:: The problem ::
Copy out all lines that hold "name".

:: Supplied information ::
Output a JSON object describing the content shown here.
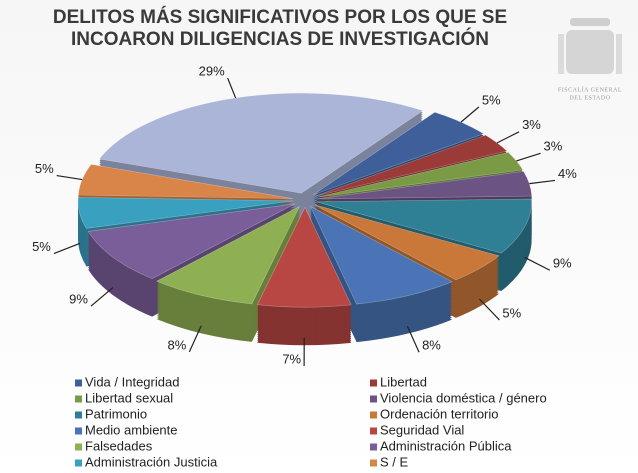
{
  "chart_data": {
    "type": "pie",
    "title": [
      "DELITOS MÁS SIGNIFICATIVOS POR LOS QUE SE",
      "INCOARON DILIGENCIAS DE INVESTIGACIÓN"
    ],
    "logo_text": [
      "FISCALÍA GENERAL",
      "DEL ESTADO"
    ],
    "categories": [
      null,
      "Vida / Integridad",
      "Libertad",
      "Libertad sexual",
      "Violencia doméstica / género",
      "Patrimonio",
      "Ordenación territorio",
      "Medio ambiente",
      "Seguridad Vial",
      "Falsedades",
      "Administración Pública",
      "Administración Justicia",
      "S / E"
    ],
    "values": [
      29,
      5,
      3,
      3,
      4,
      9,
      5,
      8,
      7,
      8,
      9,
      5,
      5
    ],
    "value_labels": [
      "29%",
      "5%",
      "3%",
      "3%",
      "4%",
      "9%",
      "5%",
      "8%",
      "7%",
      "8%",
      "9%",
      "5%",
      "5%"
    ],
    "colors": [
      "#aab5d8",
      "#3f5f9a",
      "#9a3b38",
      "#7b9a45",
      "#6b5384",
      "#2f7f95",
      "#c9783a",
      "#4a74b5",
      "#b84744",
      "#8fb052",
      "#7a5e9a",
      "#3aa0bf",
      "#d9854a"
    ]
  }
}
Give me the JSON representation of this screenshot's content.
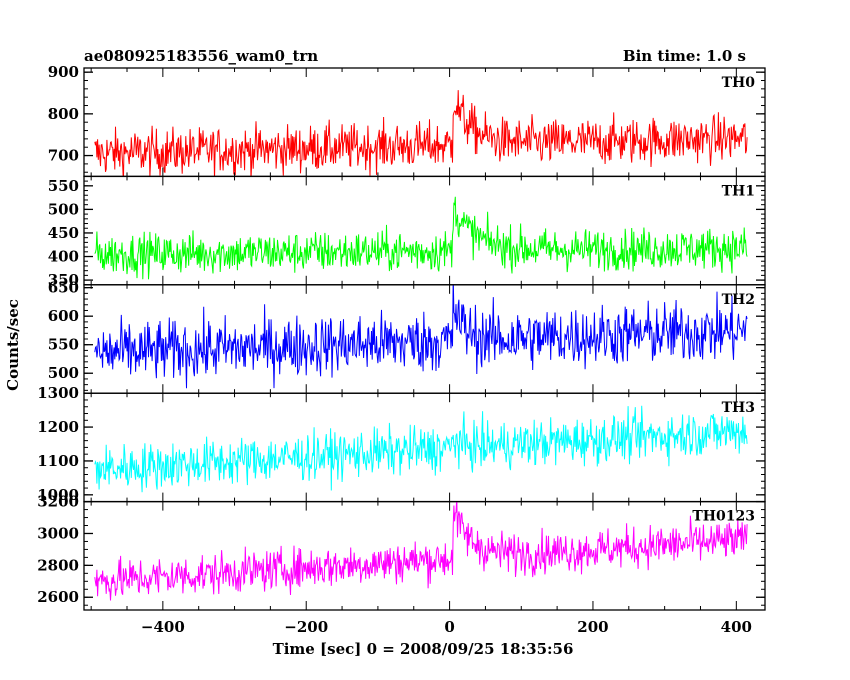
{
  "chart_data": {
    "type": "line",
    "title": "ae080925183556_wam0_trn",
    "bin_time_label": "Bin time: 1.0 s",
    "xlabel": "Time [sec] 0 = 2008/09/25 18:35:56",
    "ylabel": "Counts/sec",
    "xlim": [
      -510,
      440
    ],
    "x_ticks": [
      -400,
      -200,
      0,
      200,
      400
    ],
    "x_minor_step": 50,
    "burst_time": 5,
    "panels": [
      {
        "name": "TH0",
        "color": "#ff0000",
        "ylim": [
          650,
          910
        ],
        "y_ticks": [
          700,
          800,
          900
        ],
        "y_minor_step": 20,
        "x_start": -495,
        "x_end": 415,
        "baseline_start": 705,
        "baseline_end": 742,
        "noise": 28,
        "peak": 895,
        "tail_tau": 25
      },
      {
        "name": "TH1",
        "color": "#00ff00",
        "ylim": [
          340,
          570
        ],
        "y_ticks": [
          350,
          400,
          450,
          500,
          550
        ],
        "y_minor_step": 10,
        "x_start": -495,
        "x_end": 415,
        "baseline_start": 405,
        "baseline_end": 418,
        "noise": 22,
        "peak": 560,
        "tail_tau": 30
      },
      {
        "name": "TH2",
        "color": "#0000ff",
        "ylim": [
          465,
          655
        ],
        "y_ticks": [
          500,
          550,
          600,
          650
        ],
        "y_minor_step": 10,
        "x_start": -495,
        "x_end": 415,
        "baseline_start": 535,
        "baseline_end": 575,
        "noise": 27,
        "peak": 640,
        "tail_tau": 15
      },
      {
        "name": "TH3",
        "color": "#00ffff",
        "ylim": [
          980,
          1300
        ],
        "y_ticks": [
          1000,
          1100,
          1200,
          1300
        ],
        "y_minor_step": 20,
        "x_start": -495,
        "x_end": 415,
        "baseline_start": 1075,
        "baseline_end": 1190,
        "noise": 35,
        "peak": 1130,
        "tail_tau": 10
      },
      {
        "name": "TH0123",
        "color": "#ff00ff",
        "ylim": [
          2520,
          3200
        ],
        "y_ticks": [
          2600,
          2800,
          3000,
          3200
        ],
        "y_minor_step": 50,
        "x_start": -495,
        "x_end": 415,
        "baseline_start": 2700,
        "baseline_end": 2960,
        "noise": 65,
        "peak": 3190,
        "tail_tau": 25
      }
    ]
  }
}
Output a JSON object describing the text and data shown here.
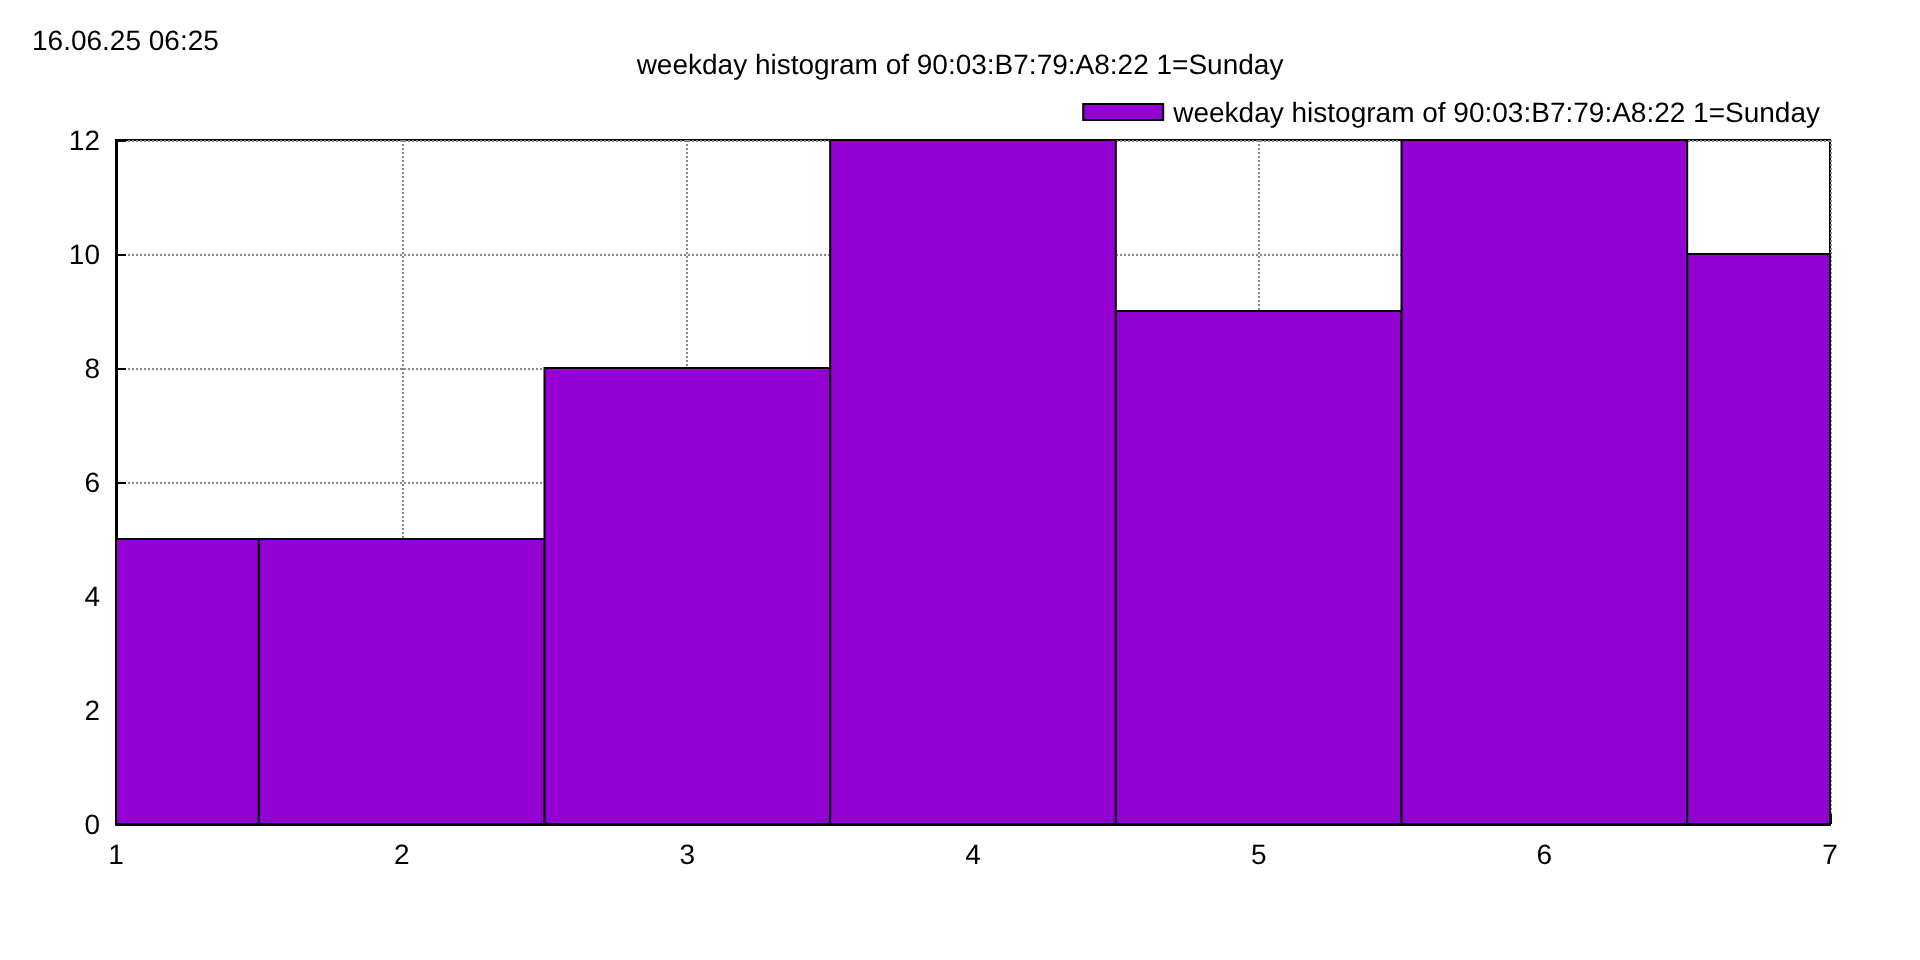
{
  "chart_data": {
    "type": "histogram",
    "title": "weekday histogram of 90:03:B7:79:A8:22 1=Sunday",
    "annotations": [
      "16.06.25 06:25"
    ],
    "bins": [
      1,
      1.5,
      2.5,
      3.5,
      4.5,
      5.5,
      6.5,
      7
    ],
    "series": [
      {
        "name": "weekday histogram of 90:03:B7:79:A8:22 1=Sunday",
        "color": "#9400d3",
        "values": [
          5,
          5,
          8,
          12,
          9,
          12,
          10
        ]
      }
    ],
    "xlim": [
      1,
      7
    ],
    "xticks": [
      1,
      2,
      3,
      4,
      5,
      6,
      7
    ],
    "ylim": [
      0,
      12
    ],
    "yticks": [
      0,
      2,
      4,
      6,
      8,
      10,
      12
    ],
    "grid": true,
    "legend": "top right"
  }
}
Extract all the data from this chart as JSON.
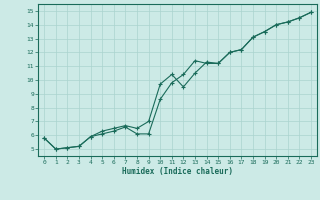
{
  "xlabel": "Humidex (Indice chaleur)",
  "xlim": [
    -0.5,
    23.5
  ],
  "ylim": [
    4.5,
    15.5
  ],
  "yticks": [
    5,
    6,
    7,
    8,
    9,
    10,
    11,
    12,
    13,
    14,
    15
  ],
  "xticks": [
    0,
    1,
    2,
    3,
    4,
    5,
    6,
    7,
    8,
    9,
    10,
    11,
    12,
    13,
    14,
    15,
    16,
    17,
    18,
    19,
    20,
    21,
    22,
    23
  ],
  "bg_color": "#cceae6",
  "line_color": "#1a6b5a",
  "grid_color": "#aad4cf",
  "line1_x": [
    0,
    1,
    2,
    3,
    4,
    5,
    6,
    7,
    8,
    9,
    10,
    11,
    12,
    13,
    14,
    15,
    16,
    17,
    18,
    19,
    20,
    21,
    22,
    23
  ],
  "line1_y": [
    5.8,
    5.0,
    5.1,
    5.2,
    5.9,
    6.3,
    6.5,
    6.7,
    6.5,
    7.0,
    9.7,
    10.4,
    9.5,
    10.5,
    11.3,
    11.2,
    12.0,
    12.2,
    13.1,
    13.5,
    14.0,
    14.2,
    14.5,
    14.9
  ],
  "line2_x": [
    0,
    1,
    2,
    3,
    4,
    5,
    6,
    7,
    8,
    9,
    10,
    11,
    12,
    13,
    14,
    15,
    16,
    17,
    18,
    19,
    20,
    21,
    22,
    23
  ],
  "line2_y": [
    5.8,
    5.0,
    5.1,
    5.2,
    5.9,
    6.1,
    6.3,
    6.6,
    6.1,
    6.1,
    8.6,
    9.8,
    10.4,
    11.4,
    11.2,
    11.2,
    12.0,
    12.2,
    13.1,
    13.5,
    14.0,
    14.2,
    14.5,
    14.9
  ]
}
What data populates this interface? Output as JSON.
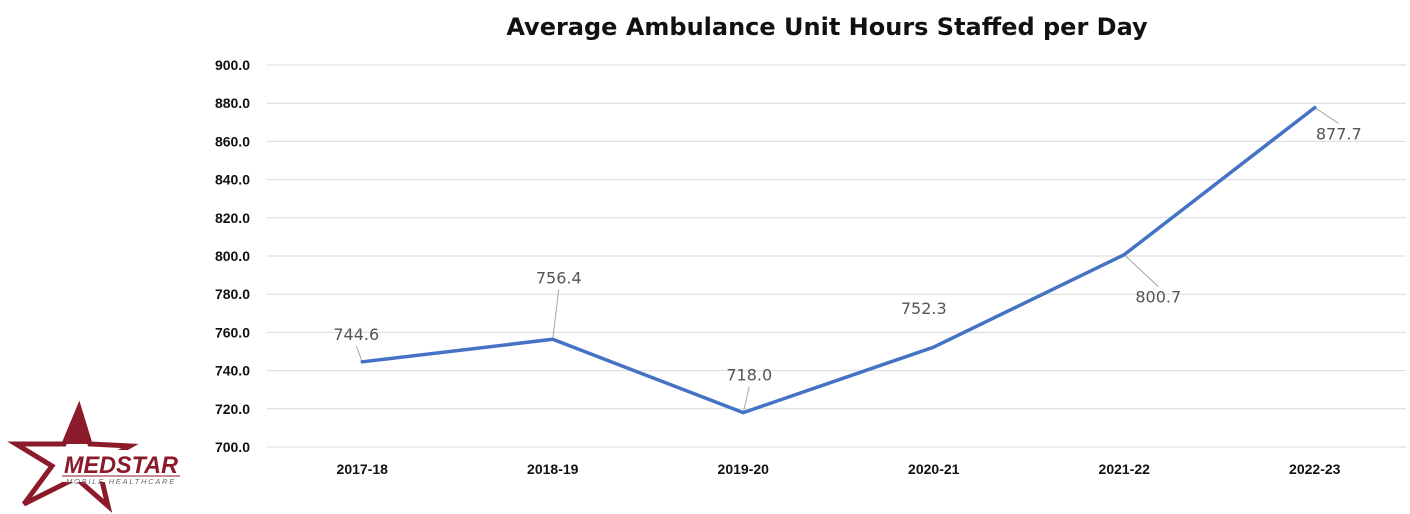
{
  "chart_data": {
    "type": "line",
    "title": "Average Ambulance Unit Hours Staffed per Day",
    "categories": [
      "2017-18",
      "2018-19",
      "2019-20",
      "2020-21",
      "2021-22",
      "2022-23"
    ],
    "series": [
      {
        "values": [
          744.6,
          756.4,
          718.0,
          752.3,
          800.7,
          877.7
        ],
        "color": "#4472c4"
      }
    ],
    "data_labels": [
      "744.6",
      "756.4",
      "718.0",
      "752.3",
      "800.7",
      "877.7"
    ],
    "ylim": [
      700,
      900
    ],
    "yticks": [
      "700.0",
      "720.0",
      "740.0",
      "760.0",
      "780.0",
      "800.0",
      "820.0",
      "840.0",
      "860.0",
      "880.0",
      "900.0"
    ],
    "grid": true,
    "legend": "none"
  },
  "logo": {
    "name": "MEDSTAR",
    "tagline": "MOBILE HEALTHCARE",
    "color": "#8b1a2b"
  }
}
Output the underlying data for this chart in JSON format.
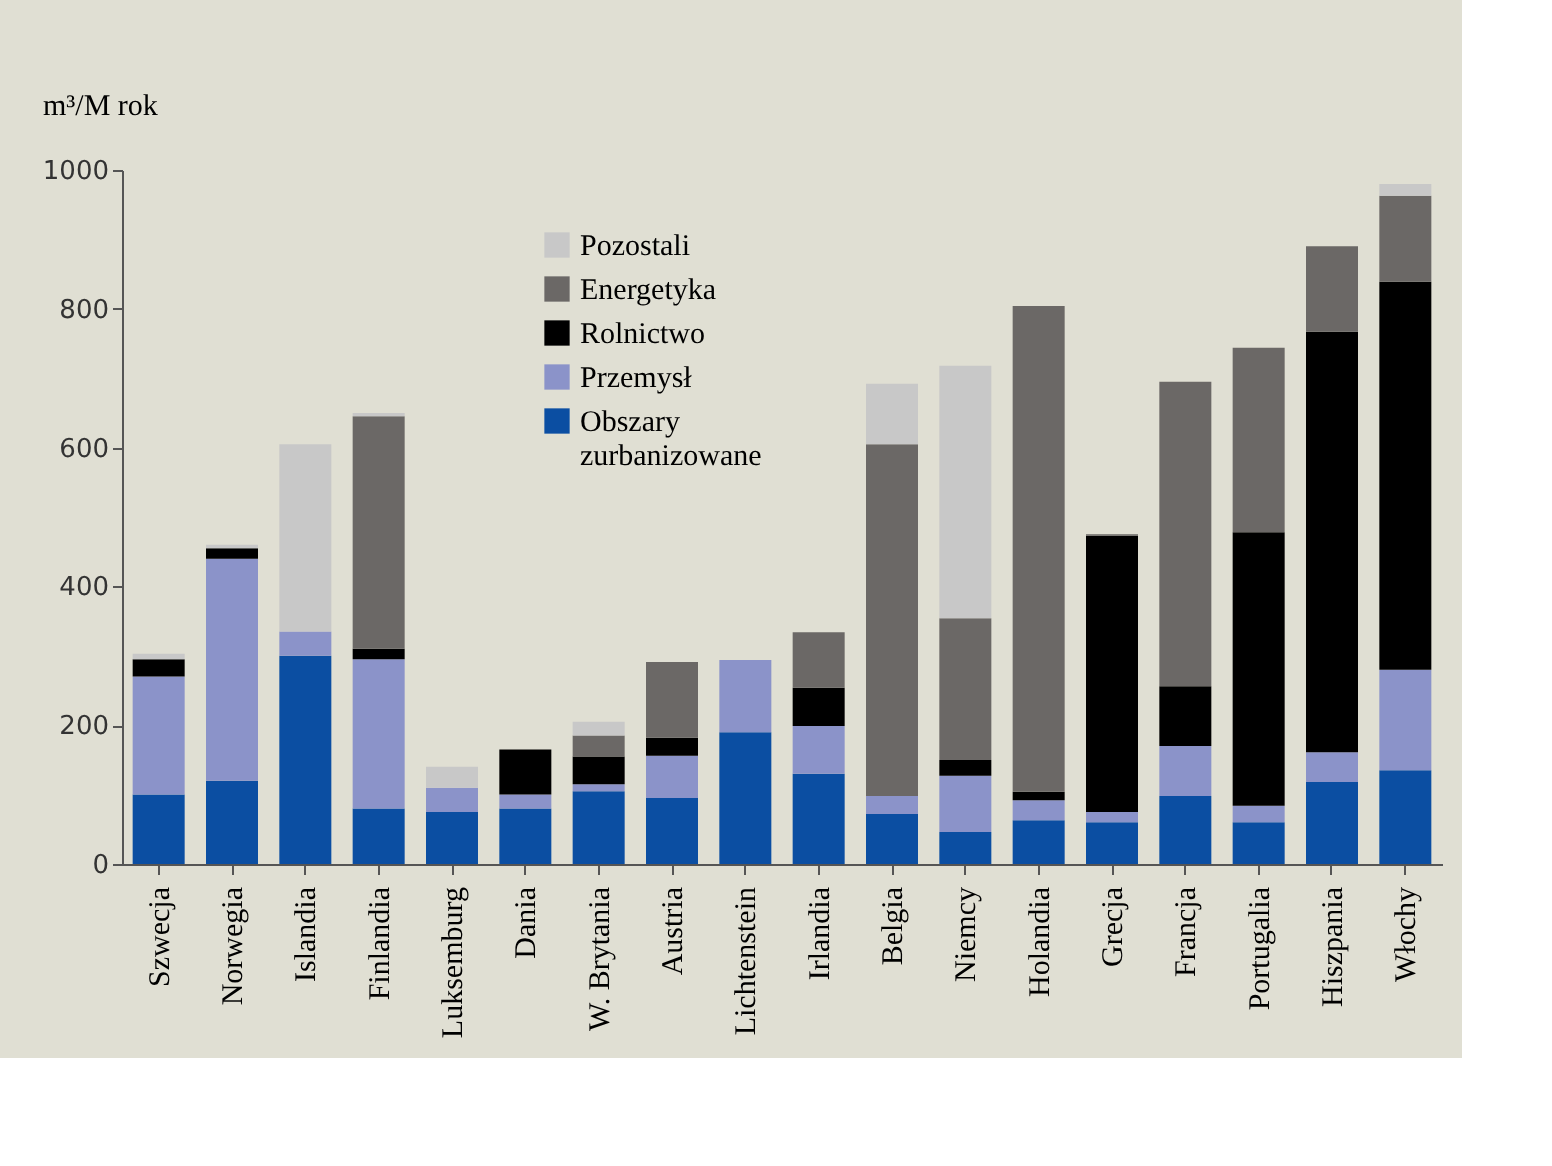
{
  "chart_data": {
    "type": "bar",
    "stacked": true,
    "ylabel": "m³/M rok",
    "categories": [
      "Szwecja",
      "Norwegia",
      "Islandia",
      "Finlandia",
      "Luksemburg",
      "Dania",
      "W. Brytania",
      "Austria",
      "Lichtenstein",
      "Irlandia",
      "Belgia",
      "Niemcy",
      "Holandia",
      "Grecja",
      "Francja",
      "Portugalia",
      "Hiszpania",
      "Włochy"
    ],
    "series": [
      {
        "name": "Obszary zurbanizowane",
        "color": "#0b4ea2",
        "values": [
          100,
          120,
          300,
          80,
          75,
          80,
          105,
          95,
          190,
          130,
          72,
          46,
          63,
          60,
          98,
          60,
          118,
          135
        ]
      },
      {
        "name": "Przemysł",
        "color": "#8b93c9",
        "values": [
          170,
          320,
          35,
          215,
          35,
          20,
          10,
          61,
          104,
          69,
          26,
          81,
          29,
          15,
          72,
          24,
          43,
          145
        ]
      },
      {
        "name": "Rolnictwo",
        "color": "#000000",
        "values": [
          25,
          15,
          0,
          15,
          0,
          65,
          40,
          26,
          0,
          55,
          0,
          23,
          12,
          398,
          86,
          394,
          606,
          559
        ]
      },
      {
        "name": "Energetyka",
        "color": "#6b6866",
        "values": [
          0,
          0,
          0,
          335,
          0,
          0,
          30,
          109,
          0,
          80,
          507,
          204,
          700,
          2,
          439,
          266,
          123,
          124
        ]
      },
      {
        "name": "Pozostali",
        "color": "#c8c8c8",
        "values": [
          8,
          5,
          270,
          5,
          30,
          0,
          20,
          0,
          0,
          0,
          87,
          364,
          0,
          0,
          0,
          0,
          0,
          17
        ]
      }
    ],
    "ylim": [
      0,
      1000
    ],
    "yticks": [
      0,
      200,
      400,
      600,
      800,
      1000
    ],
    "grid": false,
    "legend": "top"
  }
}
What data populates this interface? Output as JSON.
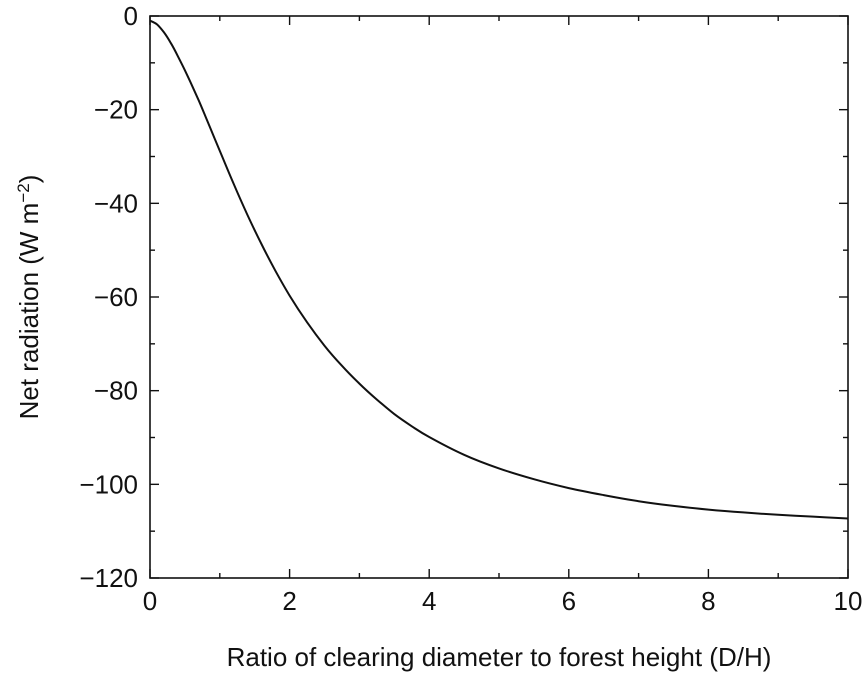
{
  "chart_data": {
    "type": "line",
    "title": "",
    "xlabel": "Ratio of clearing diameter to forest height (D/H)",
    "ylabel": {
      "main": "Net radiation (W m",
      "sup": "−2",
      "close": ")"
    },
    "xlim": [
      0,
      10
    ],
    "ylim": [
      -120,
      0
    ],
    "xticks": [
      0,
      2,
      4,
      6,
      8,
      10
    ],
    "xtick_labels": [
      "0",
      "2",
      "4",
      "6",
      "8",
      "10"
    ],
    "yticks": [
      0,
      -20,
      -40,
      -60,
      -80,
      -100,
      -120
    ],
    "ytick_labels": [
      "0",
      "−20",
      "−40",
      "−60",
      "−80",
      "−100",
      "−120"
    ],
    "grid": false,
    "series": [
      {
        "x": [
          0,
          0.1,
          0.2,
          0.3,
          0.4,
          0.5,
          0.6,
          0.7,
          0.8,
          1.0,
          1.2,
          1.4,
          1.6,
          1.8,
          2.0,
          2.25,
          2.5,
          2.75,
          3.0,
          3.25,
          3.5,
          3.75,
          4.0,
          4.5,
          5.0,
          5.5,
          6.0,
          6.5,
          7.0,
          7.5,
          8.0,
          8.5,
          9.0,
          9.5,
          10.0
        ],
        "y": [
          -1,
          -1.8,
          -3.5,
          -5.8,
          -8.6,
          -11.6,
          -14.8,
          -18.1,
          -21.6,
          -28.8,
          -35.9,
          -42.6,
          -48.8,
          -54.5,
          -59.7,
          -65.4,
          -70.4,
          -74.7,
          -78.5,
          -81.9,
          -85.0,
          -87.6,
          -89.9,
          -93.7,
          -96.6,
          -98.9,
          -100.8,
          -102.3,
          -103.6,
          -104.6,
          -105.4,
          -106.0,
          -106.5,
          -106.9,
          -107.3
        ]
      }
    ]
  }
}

:: Written response ::
        "name": "TH0",
        "name": "TH1",
        "name": "TH2",
        "name": "TH3",
        "name": "TH0123",
        "name": "weekday histogram of 90:03:B7:79:A8:22 1=Sunday",
    "name": "MEDSTAR",
        "name": "Obszary zurbanizowane",
        "name": "Przemysł",
        "name": "Rolnictwo",
        "name": "Energetyka",
        "name": "Pozostali",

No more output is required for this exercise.